Records:
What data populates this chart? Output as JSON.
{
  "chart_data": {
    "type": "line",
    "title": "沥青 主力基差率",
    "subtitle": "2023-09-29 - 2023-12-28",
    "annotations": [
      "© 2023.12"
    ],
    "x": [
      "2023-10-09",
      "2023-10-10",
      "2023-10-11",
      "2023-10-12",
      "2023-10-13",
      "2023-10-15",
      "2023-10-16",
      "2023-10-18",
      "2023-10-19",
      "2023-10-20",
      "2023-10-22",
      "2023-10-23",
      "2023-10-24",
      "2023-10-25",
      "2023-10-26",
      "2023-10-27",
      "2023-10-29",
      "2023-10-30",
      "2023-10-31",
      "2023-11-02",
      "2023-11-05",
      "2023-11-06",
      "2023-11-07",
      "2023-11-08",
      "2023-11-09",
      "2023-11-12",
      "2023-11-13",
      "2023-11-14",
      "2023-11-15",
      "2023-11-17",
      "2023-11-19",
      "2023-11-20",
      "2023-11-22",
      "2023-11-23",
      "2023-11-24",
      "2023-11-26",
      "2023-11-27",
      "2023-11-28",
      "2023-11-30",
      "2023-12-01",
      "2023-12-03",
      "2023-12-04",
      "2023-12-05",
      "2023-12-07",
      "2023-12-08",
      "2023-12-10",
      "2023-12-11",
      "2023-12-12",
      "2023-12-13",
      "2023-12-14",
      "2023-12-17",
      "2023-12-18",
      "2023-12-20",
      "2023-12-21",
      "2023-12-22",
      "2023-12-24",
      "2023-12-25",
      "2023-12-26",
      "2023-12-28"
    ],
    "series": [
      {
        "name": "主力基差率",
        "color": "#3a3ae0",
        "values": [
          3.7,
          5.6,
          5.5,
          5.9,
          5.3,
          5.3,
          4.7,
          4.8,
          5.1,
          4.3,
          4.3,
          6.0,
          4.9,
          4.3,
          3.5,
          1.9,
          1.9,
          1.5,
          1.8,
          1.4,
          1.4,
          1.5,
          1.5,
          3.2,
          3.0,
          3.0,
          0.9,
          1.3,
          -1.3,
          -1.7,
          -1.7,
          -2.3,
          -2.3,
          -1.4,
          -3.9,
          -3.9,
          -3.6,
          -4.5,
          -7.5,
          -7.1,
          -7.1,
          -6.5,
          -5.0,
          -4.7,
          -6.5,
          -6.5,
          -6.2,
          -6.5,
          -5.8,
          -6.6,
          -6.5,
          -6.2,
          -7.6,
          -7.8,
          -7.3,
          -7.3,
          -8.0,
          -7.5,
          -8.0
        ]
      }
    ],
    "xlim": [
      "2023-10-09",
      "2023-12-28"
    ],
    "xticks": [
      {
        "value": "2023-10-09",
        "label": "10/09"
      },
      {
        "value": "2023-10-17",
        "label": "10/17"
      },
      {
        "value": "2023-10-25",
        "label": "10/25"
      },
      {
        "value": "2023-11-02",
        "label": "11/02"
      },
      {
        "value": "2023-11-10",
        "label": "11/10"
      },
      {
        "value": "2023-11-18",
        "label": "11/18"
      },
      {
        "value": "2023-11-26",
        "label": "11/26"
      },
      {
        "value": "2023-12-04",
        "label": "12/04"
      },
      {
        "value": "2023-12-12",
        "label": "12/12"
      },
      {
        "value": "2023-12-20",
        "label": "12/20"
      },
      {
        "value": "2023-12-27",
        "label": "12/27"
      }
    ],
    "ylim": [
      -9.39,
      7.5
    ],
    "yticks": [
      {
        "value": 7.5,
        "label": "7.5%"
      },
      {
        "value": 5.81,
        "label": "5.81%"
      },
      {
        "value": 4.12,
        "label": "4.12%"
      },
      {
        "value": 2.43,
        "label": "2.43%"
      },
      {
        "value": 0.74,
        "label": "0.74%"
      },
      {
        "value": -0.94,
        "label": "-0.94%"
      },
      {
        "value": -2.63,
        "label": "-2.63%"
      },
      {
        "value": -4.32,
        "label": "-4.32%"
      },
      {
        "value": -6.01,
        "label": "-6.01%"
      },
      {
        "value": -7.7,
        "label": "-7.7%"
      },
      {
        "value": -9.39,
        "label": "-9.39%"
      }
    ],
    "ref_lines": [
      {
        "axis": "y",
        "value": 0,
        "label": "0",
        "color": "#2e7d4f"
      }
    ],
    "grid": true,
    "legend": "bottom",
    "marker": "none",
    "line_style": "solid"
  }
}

WRITTEN INSTRUCTION:
Print the whole listing exactly as it is.

REPLY TO THE EXERCISE:
What data populates this chart? Output as JSON.
{
  "chart_data": {
    "type": "line",
    "title": "沥青 主力基差率",
    "subtitle": "2023-09-29 - 2023-12-28",
    "annotations": [
      "© 2023.12"
    ],
    "x": [
      "2023-10-09",
      "2023-10-10",
      "2023-10-11",
      "2023-10-12",
      "2023-10-13",
      "2023-10-15",
      "2023-10-16",
      "2023-10-18",
      "2023-10-19",
      "2023-10-20",
      "2023-10-22",
      "2023-10-23",
      "2023-10-24",
      "2023-10-25",
      "2023-10-26",
      "2023-10-27",
      "2023-10-29",
      "2023-10-30",
      "2023-10-31",
      "2023-11-02",
      "2023-11-05",
      "2023-11-06",
      "2023-11-07",
      "2023-11-08",
      "2023-11-09",
      "2023-11-12",
      "2023-11-13",
      "2023-11-14",
      "2023-11-15",
      "2023-11-17",
      "2023-11-19",
      "2023-11-20",
      "2023-11-22",
      "2023-11-23",
      "2023-11-24",
      "2023-11-26",
      "2023-11-27",
      "2023-11-28",
      "2023-11-30",
      "2023-12-01",
      "2023-12-03",
      "2023-12-04",
      "2023-12-05",
      "2023-12-07",
      "2023-12-08",
      "2023-12-10",
      "2023-12-11",
      "2023-12-12",
      "2023-12-13",
      "2023-12-14",
      "2023-12-17",
      "2023-12-18",
      "2023-12-20",
      "2023-12-21",
      "2023-12-22",
      "2023-12-24",
      "2023-12-25",
      "2023-12-26",
      "2023-12-28"
    ],
    "series": [
      {
        "name": "主力基差率",
        "color": "#3a3ae0",
        "values": [
          3.7,
          5.6,
          5.5,
          5.9,
          5.3,
          5.3,
          4.7,
          4.8,
          5.1,
          4.3,
          4.3,
          6.0,
          4.9,
          4.3,
          3.5,
          1.9,
          1.9,
          1.5,
          1.8,
          1.4,
          1.4,
          1.5,
          1.5,
          3.2,
          3.0,
          3.0,
          0.9,
          1.3,
          -1.3,
          -1.7,
          -1.7,
          -2.3,
          -2.3,
          -1.4,
          -3.9,
          -3.9,
          -3.6,
          -4.5,
          -7.5,
          -7.1,
          -7.1,
          -6.5,
          -5.0,
          -4.7,
          -6.5,
          -6.5,
          -6.2,
          -6.5,
          -5.8,
          -6.6,
          -6.5,
          -6.2,
          -7.6,
          -7.8,
          -7.3,
          -7.3,
          -8.0,
          -7.5,
          -8.0
        ]
      }
    ],
    "xlim": [
      "2023-10-09",
      "2023-12-28"
    ],
    "xticks": [
      {
        "value": "2023-10-09",
        "label": "10/09"
      },
      {
        "value": "2023-10-17",
        "label": "10/17"
      },
      {
        "value": "2023-10-25",
        "label": "10/25"
      },
      {
        "value": "2023-11-02",
        "label": "11/02"
      },
      {
        "value": "2023-11-10",
        "label": "11/10"
      },
      {
        "value": "2023-11-18",
        "label": "11/18"
      },
      {
        "value": "2023-11-26",
        "label": "11/26"
      },
      {
        "value": "2023-12-04",
        "label": "12/04"
      },
      {
        "value": "2023-12-12",
        "label": "12/12"
      },
      {
        "value": "2023-12-20",
        "label": "12/20"
      },
      {
        "value": "2023-12-27",
        "label": "12/27"
      }
    ],
    "ylim": [
      -9.39,
      7.5
    ],
    "yticks": [
      {
        "value": 7.5,
        "label": "7.5%"
      },
      {
        "value": 5.81,
        "label": "5.81%"
      },
      {
        "value": 4.12,
        "label": "4.12%"
      },
      {
        "value": 2.43,
        "label": "2.43%"
      },
      {
        "value": 0.74,
        "label": "0.74%"
      },
      {
        "value": -0.94,
        "label": "-0.94%"
      },
      {
        "value": -2.63,
        "label": "-2.63%"
      },
      {
        "value": -4.32,
        "label": "-4.32%"
      },
      {
        "value": -6.01,
        "label": "-6.01%"
      },
      {
        "value": -7.7,
        "label": "-7.7%"
      },
      {
        "value": -9.39,
        "label": "-9.39%"
      }
    ],
    "ref_lines": [
      {
        "axis": "y",
        "value": 0,
        "label": "0",
        "color": "#2e7d4f"
      }
    ],
    "grid": true,
    "legend": "bottom",
    "marker": "none",
    "line_style": "solid"
  }
}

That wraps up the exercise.